THE REQUEST: Among the following entries, count the lines that contain "rejestracja" and report only the result.

[Data excerpts]
— begin —

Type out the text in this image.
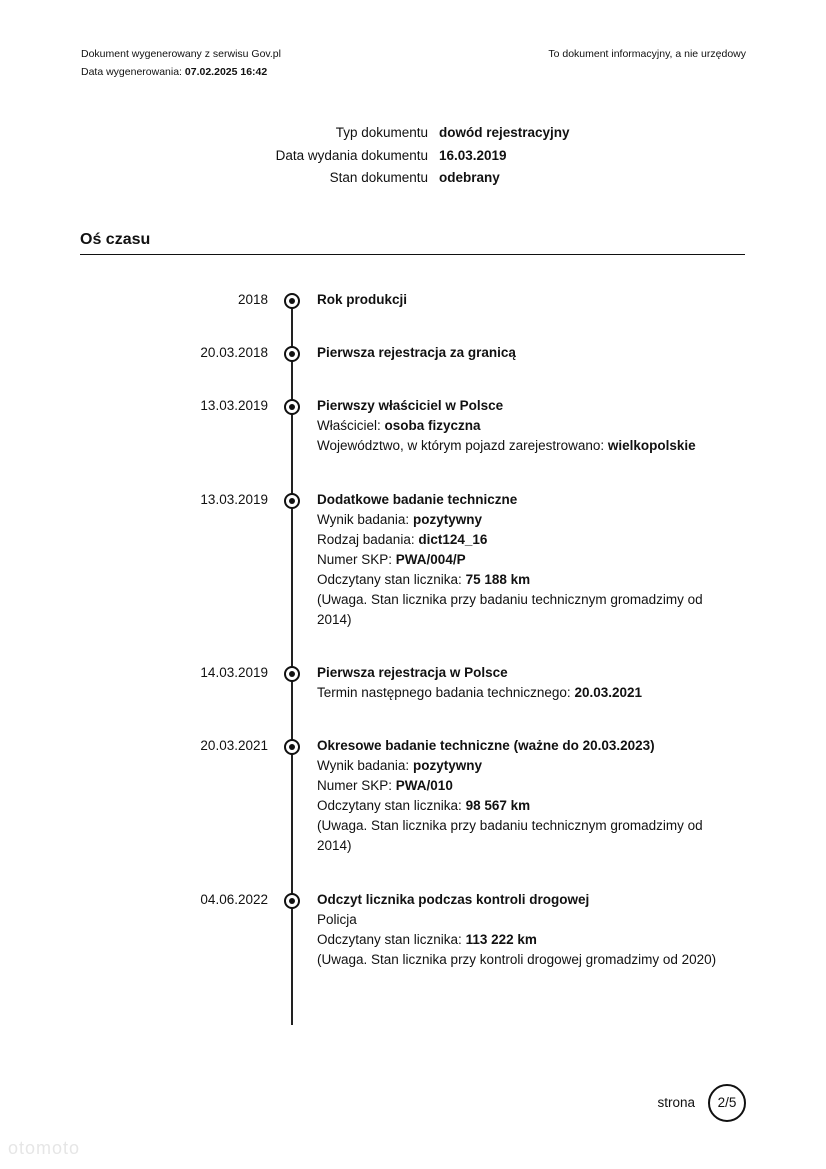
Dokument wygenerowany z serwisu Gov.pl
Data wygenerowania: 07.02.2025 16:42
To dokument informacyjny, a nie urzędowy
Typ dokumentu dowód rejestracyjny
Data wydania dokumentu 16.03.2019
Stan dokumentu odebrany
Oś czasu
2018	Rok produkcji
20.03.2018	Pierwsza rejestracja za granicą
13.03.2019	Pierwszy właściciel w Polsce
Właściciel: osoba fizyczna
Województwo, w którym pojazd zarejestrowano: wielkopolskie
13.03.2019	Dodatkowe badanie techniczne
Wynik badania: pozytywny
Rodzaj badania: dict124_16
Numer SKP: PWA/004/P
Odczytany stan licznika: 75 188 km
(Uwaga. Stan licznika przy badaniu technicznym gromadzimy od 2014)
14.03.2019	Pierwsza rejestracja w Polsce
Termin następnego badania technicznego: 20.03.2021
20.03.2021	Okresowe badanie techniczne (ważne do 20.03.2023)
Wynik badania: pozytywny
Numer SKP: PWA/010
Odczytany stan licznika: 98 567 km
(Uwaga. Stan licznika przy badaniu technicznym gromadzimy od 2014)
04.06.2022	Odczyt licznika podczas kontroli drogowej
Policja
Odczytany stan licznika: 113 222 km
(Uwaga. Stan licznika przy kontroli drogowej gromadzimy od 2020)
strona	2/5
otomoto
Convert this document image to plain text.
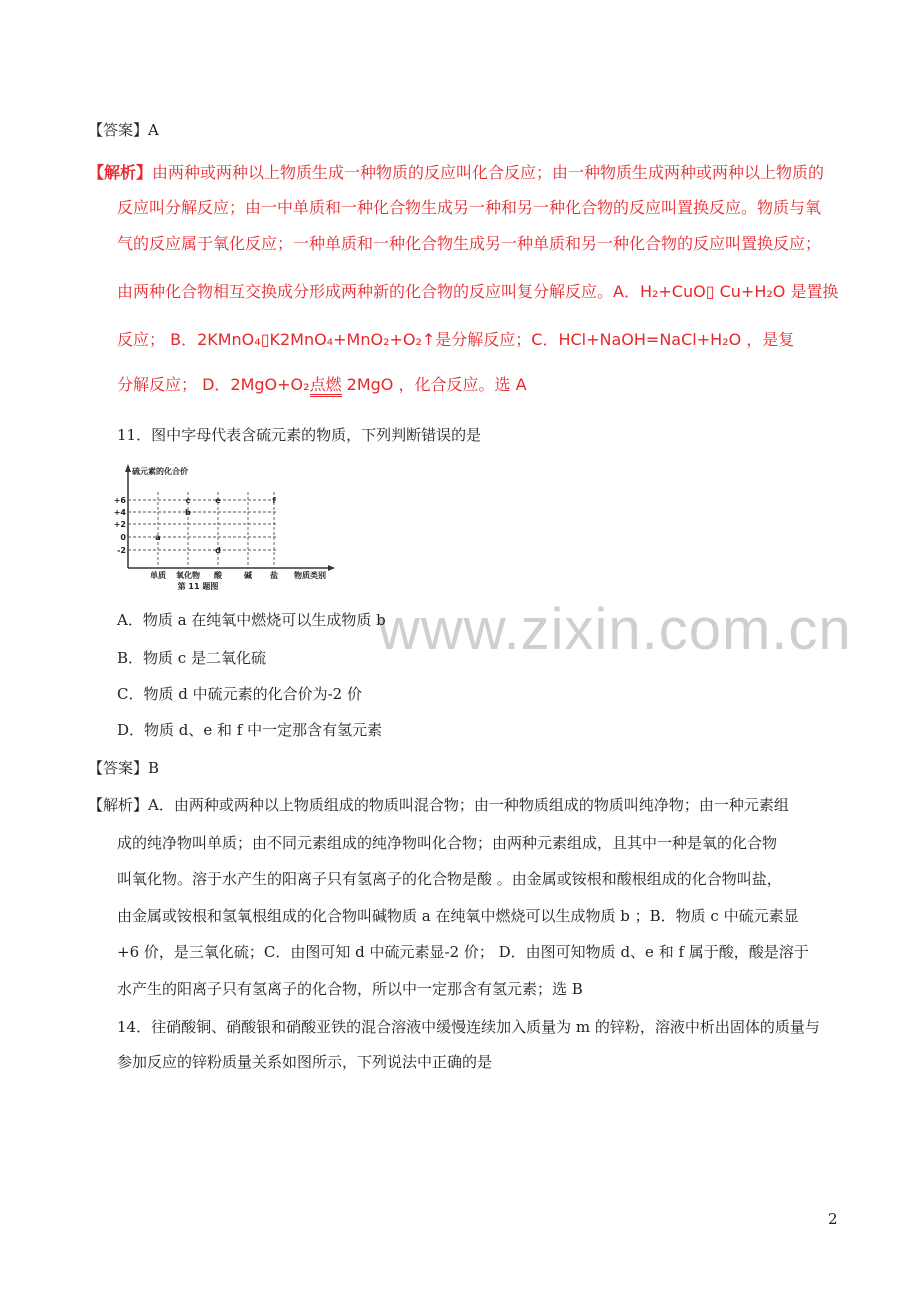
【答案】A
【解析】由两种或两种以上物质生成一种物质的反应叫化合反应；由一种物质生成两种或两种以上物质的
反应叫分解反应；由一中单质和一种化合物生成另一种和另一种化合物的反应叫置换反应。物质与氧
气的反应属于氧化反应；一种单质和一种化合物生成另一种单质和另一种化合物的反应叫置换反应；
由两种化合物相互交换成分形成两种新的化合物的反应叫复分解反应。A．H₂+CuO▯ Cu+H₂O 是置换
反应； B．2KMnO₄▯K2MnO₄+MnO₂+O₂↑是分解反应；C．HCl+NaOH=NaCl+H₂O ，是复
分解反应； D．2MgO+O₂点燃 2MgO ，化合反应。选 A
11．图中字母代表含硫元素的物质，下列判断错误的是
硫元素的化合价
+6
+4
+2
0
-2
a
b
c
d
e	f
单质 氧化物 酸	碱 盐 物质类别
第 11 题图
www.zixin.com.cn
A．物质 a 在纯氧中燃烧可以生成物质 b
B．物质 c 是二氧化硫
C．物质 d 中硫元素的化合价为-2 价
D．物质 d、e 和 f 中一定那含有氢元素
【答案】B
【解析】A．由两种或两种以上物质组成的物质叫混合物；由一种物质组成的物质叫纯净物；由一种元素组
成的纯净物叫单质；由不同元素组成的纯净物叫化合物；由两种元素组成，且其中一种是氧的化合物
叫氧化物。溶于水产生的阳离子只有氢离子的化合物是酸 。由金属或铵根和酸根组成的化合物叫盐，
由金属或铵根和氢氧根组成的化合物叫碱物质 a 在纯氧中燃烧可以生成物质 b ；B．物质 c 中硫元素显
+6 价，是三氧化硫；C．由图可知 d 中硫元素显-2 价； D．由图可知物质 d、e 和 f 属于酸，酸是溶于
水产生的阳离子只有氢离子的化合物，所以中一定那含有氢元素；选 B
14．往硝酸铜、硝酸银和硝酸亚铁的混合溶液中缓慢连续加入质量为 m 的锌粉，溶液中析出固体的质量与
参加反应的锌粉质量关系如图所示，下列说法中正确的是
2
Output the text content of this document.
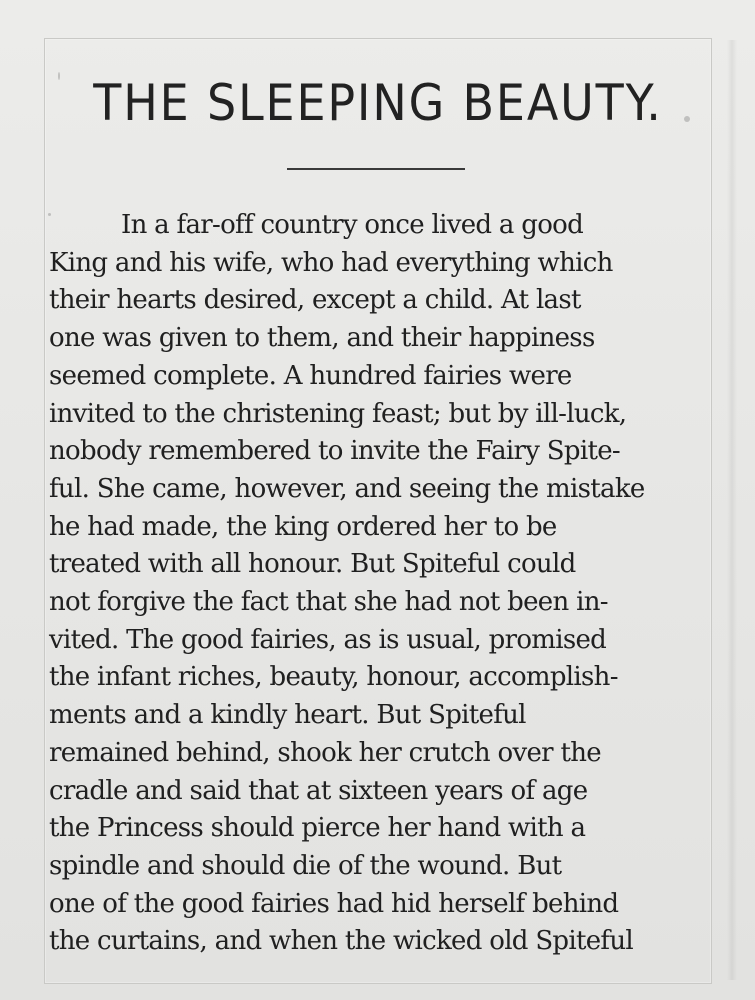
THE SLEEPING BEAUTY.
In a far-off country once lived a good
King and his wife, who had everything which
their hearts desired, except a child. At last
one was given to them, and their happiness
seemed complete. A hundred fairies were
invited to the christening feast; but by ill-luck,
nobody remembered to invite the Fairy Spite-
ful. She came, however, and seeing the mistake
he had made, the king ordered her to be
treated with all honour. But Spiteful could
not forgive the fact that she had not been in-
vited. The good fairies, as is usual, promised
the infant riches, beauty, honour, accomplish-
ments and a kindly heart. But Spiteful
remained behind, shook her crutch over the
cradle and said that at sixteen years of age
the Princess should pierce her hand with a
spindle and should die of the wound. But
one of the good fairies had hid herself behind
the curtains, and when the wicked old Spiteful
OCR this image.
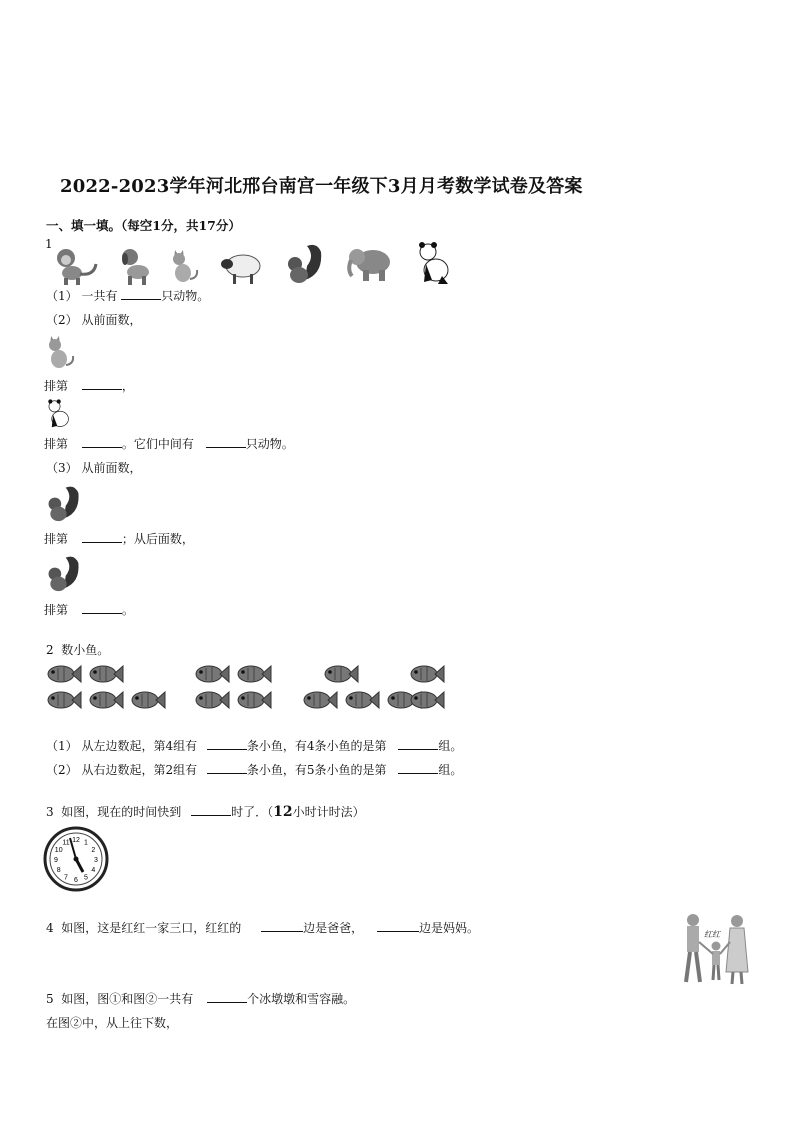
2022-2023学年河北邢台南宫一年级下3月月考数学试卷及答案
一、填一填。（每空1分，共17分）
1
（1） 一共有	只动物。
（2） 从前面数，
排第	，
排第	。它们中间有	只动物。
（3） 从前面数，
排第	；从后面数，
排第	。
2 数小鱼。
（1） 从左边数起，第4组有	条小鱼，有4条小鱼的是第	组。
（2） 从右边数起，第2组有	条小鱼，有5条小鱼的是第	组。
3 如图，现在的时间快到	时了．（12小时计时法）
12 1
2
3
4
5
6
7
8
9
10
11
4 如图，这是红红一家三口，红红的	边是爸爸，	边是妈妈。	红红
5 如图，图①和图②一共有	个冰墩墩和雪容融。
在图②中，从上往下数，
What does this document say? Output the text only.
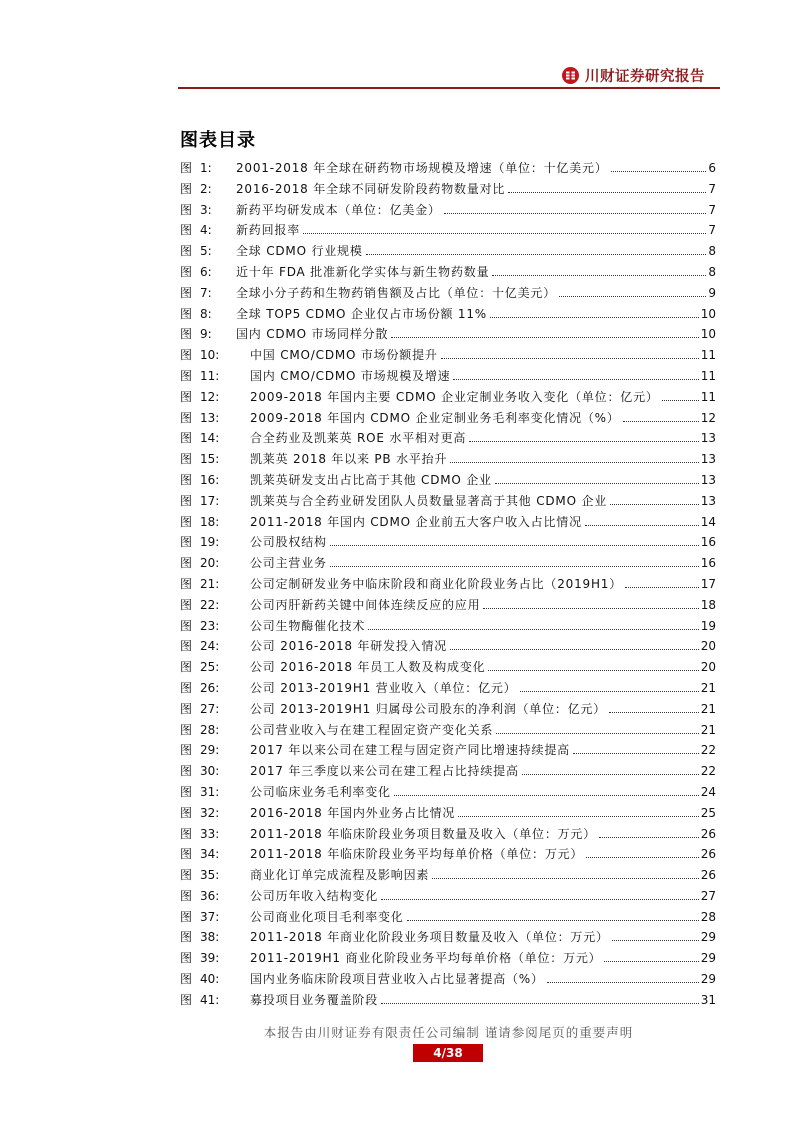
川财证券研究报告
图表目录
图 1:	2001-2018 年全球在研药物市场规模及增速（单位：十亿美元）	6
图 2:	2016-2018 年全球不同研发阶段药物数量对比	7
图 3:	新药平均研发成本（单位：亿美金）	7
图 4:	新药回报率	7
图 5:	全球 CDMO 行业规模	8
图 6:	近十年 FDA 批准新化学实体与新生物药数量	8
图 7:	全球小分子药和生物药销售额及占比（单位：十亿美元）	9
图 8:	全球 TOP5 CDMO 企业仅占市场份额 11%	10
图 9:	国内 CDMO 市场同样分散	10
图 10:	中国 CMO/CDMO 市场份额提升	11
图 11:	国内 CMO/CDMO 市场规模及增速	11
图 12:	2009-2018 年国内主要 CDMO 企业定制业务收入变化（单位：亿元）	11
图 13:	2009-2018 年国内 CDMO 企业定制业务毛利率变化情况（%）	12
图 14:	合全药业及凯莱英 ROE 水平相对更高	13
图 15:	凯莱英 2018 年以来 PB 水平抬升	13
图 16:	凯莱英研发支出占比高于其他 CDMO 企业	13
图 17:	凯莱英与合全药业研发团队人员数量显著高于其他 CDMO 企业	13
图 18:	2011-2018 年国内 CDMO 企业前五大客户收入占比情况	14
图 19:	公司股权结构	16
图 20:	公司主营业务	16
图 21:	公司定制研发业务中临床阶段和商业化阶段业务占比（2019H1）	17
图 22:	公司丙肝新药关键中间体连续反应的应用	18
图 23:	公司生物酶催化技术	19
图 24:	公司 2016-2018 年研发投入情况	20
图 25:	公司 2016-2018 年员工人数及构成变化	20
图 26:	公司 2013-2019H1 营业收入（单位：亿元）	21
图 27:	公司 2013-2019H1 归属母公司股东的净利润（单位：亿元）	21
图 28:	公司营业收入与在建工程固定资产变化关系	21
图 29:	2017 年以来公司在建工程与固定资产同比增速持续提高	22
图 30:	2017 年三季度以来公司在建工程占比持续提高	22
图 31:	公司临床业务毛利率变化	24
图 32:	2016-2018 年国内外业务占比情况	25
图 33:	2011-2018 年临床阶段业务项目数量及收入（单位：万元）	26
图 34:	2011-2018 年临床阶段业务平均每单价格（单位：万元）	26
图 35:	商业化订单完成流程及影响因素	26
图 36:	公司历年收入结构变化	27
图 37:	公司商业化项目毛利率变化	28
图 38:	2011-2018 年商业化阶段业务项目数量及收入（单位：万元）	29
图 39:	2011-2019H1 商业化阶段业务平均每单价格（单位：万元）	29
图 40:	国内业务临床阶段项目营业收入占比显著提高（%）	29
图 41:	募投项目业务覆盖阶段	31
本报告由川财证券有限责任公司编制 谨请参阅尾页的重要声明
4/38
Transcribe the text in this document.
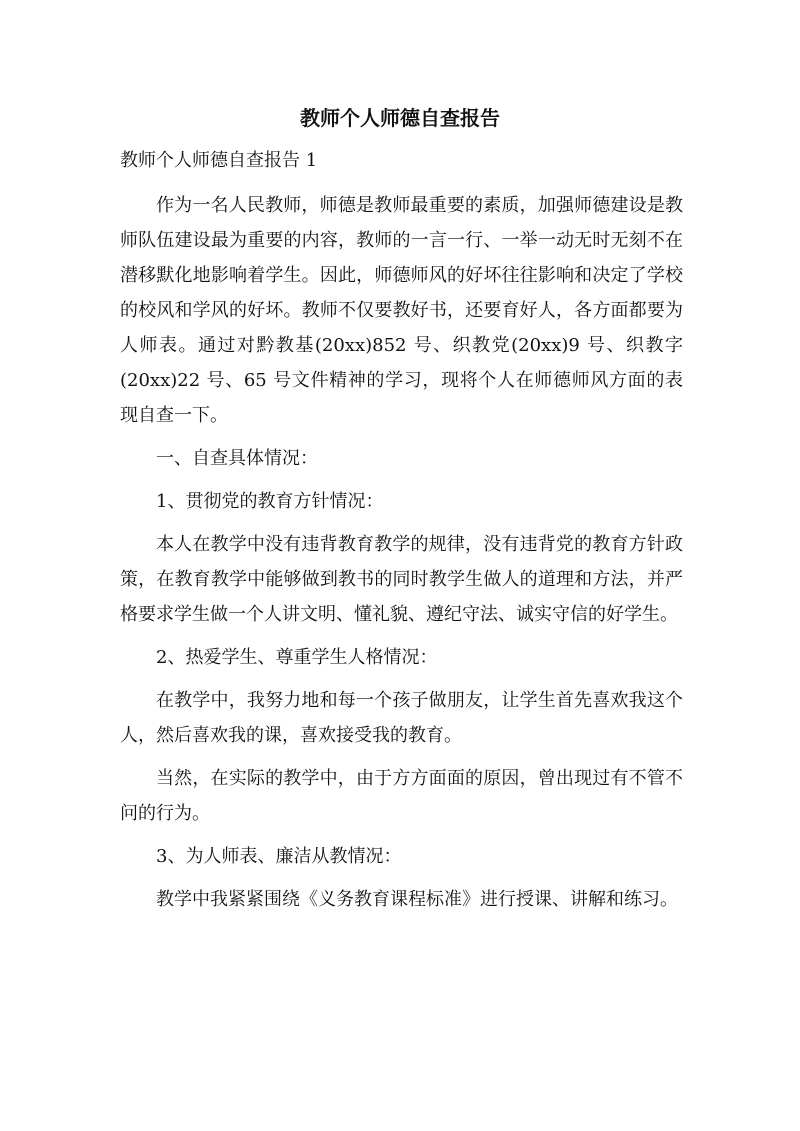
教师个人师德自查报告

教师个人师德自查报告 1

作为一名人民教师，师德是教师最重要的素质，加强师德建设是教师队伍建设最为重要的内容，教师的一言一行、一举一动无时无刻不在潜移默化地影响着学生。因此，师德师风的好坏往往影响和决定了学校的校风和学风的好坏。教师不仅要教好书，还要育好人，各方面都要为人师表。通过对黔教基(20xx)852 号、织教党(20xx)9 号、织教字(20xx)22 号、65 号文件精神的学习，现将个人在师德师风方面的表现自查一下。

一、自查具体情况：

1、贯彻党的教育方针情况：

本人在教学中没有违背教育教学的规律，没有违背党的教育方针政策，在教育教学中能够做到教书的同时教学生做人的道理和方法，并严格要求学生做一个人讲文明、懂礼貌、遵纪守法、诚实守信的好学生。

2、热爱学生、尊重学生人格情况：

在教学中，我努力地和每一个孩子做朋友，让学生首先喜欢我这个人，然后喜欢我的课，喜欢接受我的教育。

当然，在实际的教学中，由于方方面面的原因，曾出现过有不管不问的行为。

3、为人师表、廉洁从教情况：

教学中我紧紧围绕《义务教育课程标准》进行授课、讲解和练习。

— end —

RESPONSE TO THE EXERCISE: 2